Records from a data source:
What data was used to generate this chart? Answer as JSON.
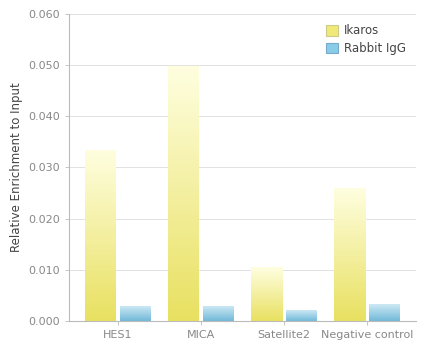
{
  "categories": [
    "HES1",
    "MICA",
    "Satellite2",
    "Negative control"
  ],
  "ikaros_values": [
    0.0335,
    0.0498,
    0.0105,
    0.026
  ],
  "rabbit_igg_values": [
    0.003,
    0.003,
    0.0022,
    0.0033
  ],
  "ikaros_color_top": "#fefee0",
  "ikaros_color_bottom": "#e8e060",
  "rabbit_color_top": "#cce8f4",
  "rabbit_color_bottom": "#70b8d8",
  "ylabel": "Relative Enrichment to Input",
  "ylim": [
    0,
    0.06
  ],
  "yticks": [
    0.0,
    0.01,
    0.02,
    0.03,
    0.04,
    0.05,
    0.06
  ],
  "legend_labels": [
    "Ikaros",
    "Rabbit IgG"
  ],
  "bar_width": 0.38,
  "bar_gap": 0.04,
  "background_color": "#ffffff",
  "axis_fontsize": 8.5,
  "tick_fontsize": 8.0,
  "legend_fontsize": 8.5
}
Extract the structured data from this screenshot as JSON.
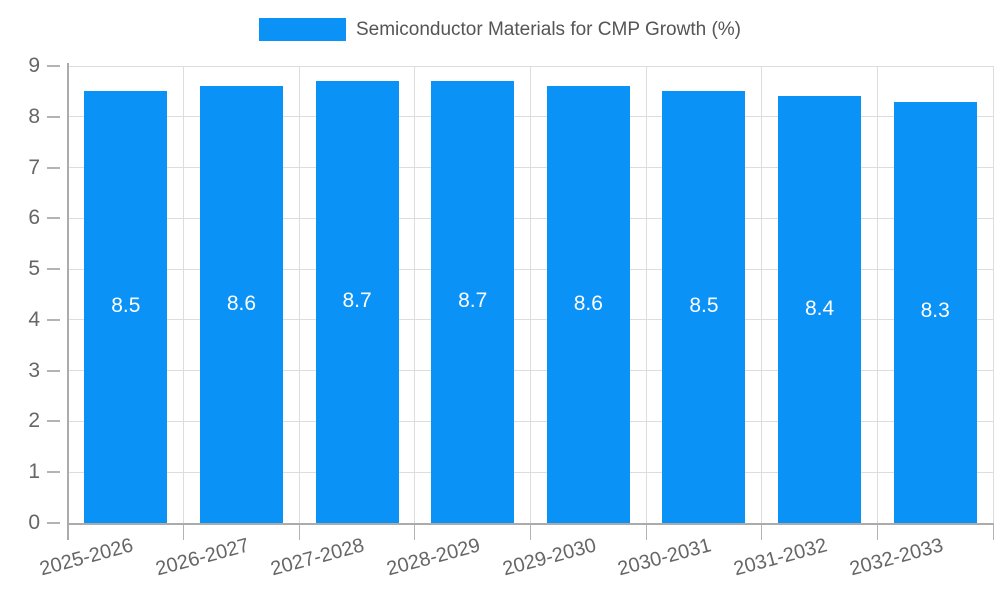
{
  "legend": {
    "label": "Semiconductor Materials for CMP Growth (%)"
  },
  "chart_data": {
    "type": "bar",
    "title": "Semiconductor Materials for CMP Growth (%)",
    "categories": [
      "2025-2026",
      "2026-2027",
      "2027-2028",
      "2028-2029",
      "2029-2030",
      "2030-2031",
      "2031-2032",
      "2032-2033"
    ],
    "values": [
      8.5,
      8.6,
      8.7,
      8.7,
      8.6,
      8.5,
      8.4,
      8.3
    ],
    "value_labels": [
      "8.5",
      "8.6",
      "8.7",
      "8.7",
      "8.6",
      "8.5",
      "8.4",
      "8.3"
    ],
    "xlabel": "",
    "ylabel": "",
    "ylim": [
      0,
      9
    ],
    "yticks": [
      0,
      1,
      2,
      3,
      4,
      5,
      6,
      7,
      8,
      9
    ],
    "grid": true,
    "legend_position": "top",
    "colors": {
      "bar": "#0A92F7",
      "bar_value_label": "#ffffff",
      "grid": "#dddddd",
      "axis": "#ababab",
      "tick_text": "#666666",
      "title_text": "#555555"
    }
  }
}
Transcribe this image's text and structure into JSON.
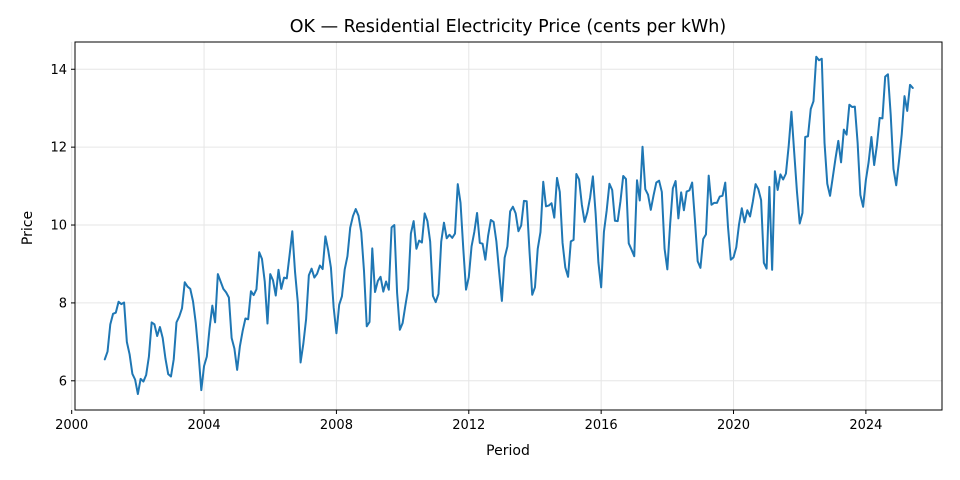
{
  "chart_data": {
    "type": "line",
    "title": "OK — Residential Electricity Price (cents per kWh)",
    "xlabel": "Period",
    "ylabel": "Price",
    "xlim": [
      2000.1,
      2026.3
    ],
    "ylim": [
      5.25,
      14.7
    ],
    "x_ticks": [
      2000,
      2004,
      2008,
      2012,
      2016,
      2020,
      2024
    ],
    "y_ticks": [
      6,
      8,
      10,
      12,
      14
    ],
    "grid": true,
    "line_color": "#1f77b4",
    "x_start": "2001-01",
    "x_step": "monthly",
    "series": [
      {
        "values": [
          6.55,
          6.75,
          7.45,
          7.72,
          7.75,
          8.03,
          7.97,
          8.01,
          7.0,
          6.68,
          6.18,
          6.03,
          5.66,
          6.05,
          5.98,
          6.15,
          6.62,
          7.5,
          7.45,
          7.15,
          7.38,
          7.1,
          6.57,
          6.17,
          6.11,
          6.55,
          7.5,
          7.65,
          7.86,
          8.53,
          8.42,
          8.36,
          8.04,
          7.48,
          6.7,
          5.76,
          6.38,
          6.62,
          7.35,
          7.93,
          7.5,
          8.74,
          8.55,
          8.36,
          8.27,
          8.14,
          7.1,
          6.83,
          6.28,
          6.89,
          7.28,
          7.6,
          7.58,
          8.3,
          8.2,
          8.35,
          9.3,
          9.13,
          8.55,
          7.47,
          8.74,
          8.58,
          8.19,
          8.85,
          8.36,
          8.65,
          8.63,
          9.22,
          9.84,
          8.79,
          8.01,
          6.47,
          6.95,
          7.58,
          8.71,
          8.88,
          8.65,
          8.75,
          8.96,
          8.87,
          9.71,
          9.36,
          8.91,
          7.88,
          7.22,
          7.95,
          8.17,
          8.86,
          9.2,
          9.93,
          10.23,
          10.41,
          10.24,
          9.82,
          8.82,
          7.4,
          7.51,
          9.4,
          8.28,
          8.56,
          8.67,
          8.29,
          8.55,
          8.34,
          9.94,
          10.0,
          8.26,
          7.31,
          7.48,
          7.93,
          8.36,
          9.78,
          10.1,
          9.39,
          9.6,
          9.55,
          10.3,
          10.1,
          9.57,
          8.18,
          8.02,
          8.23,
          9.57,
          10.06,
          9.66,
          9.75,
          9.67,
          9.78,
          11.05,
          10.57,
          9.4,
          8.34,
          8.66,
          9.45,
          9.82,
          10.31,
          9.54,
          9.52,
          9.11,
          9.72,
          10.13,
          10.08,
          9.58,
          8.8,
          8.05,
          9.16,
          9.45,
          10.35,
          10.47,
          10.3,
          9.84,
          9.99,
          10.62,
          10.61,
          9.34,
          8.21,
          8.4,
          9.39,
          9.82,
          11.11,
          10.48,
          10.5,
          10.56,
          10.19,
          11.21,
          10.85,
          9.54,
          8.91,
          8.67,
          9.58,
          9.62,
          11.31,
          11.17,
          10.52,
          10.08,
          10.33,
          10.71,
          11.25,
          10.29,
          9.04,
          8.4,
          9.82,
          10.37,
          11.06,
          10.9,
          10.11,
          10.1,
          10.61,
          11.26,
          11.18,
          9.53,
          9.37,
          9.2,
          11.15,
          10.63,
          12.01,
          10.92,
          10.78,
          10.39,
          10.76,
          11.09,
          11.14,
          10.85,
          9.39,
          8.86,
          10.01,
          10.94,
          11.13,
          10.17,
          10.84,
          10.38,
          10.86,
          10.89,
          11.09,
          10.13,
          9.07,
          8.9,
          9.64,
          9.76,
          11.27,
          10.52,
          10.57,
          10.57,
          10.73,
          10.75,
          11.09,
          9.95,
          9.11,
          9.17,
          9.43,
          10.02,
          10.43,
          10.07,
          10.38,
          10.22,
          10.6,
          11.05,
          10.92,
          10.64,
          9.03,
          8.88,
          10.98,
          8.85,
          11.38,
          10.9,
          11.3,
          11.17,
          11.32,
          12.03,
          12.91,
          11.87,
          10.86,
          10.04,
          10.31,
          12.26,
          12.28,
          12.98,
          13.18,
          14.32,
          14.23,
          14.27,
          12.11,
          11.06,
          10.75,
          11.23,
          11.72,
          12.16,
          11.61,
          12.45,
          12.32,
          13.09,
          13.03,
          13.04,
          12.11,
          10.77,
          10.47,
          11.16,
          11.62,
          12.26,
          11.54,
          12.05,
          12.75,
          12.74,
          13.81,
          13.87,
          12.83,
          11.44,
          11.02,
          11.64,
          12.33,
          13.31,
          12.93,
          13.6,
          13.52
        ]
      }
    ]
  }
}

EXERCISE DETAILS: Exclude the images, then output the data above word for word.

SOLVED PROBLEM:
What data was used to generate this chart? Answer as JSON.
{
  "categories": [
    "HES1",
    "MICA",
    "Satellite2",
    "Negative control"
  ],
  "ikaros_values": [
    0.0335,
    0.0498,
    0.0105,
    0.026
  ],
  "rabbit_igg_values": [
    0.003,
    0.003,
    0.0022,
    0.0033
  ],
  "ikaros_color_top": "#fefee0",
  "ikaros_color_bottom": "#e8e060",
  "rabbit_color_top": "#cce8f4",
  "rabbit_color_bottom": "#70b8d8",
  "ylabel": "Relative Enrichment to Input",
  "ylim": [
    0,
    0.06
  ],
  "yticks": [
    0.0,
    0.01,
    0.02,
    0.03,
    0.04,
    0.05,
    0.06
  ],
  "legend_labels": [
    "Ikaros",
    "Rabbit IgG"
  ],
  "bar_width": 0.38,
  "bar_gap": 0.04,
  "background_color": "#ffffff",
  "axis_fontsize": 8.5,
  "tick_fontsize": 8.0,
  "legend_fontsize": 8.5
}
Extract the structured data from this screenshot as JSON.
{
  "legend": {
    "label": "Semiconductor Materials for CMP Growth (%)"
  },
  "chart_data": {
    "type": "bar",
    "title": "Semiconductor Materials for CMP Growth (%)",
    "categories": [
      "2025-2026",
      "2026-2027",
      "2027-2028",
      "2028-2029",
      "2029-2030",
      "2030-2031",
      "2031-2032",
      "2032-2033"
    ],
    "values": [
      8.5,
      8.6,
      8.7,
      8.7,
      8.6,
      8.5,
      8.4,
      8.3
    ],
    "value_labels": [
      "8.5",
      "8.6",
      "8.7",
      "8.7",
      "8.6",
      "8.5",
      "8.4",
      "8.3"
    ],
    "xlabel": "",
    "ylabel": "",
    "ylim": [
      0,
      9
    ],
    "yticks": [
      0,
      1,
      2,
      3,
      4,
      5,
      6,
      7,
      8,
      9
    ],
    "grid": true,
    "legend_position": "top",
    "colors": {
      "bar": "#0A92F7",
      "bar_value_label": "#ffffff",
      "grid": "#dddddd",
      "axis": "#ababab",
      "tick_text": "#666666",
      "title_text": "#555555"
    }
  }
}
Transcribe this image's text and structure into JSON.
{
  "chart_data": {
    "type": "line",
    "title": "OK — Residential Electricity Price (cents per kWh)",
    "xlabel": "Period",
    "ylabel": "Price",
    "xlim": [
      2000.1,
      2026.3
    ],
    "ylim": [
      5.25,
      14.7
    ],
    "x_ticks": [
      2000,
      2004,
      2008,
      2012,
      2016,
      2020,
      2024
    ],
    "y_ticks": [
      6,
      8,
      10,
      12,
      14
    ],
    "grid": true,
    "line_color": "#1f77b4",
    "x_start": "2001-01",
    "x_step": "monthly",
    "series": [
      {
        "values": [
          6.55,
          6.75,
          7.45,
          7.72,
          7.75,
          8.03,
          7.97,
          8.01,
          7.0,
          6.68,
          6.18,
          6.03,
          5.66,
          6.05,
          5.98,
          6.15,
          6.62,
          7.5,
          7.45,
          7.15,
          7.38,
          7.1,
          6.57,
          6.17,
          6.11,
          6.55,
          7.5,
          7.65,
          7.86,
          8.53,
          8.42,
          8.36,
          8.04,
          7.48,
          6.7,
          5.76,
          6.38,
          6.62,
          7.35,
          7.93,
          7.5,
          8.74,
          8.55,
          8.36,
          8.27,
          8.14,
          7.1,
          6.83,
          6.28,
          6.89,
          7.28,
          7.6,
          7.58,
          8.3,
          8.2,
          8.35,
          9.3,
          9.13,
          8.55,
          7.47,
          8.74,
          8.58,
          8.19,
          8.85,
          8.36,
          8.65,
          8.63,
          9.22,
          9.84,
          8.79,
          8.01,
          6.47,
          6.95,
          7.58,
          8.71,
          8.88,
          8.65,
          8.75,
          8.96,
          8.87,
          9.71,
          9.36,
          8.91,
          7.88,
          7.22,
          7.95,
          8.17,
          8.86,
          9.2,
          9.93,
          10.23,
          10.41,
          10.24,
          9.82,
          8.82,
          7.4,
          7.51,
          9.4,
          8.28,
          8.56,
          8.67,
          8.29,
          8.55,
          8.34,
          9.94,
          10.0,
          8.26,
          7.31,
          7.48,
          7.93,
          8.36,
          9.78,
          10.1,
          9.39,
          9.6,
          9.55,
          10.3,
          10.1,
          9.57,
          8.18,
          8.02,
          8.23,
          9.57,
          10.06,
          9.66,
          9.75,
          9.67,
          9.78,
          11.05,
          10.57,
          9.4,
          8.34,
          8.66,
          9.45,
          9.82,
          10.31,
          9.54,
          9.52,
          9.11,
          9.72,
          10.13,
          10.08,
          9.58,
          8.8,
          8.05,
          9.16,
          9.45,
          10.35,
          10.47,
          10.3,
          9.84,
          9.99,
          10.62,
          10.61,
          9.34,
          8.21,
          8.4,
          9.39,
          9.82,
          11.11,
          10.48,
          10.5,
          10.56,
          10.19,
          11.21,
          10.85,
          9.54,
          8.91,
          8.67,
          9.58,
          9.62,
          11.31,
          11.17,
          10.52,
          10.08,
          10.33,
          10.71,
          11.25,
          10.29,
          9.04,
          8.4,
          9.82,
          10.37,
          11.06,
          10.9,
          10.11,
          10.1,
          10.61,
          11.26,
          11.18,
          9.53,
          9.37,
          9.2,
          11.15,
          10.63,
          12.01,
          10.92,
          10.78,
          10.39,
          10.76,
          11.09,
          11.14,
          10.85,
          9.39,
          8.86,
          10.01,
          10.94,
          11.13,
          10.17,
          10.84,
          10.38,
          10.86,
          10.89,
          11.09,
          10.13,
          9.07,
          8.9,
          9.64,
          9.76,
          11.27,
          10.52,
          10.57,
          10.57,
          10.73,
          10.75,
          11.09,
          9.95,
          9.11,
          9.17,
          9.43,
          10.02,
          10.43,
          10.07,
          10.38,
          10.22,
          10.6,
          11.05,
          10.92,
          10.64,
          9.03,
          8.88,
          10.98,
          8.85,
          11.38,
          10.9,
          11.3,
          11.17,
          11.32,
          12.03,
          12.91,
          11.87,
          10.86,
          10.04,
          10.31,
          12.26,
          12.28,
          12.98,
          13.18,
          14.32,
          14.23,
          14.27,
          12.11,
          11.06,
          10.75,
          11.23,
          11.72,
          12.16,
          11.61,
          12.45,
          12.32,
          13.09,
          13.03,
          13.04,
          12.11,
          10.77,
          10.47,
          11.16,
          11.62,
          12.26,
          11.54,
          12.05,
          12.75,
          12.74,
          13.81,
          13.87,
          12.83,
          11.44,
          11.02,
          11.64,
          12.33,
          13.31,
          12.93,
          13.6,
          13.52
        ]
      }
    ]
  }
}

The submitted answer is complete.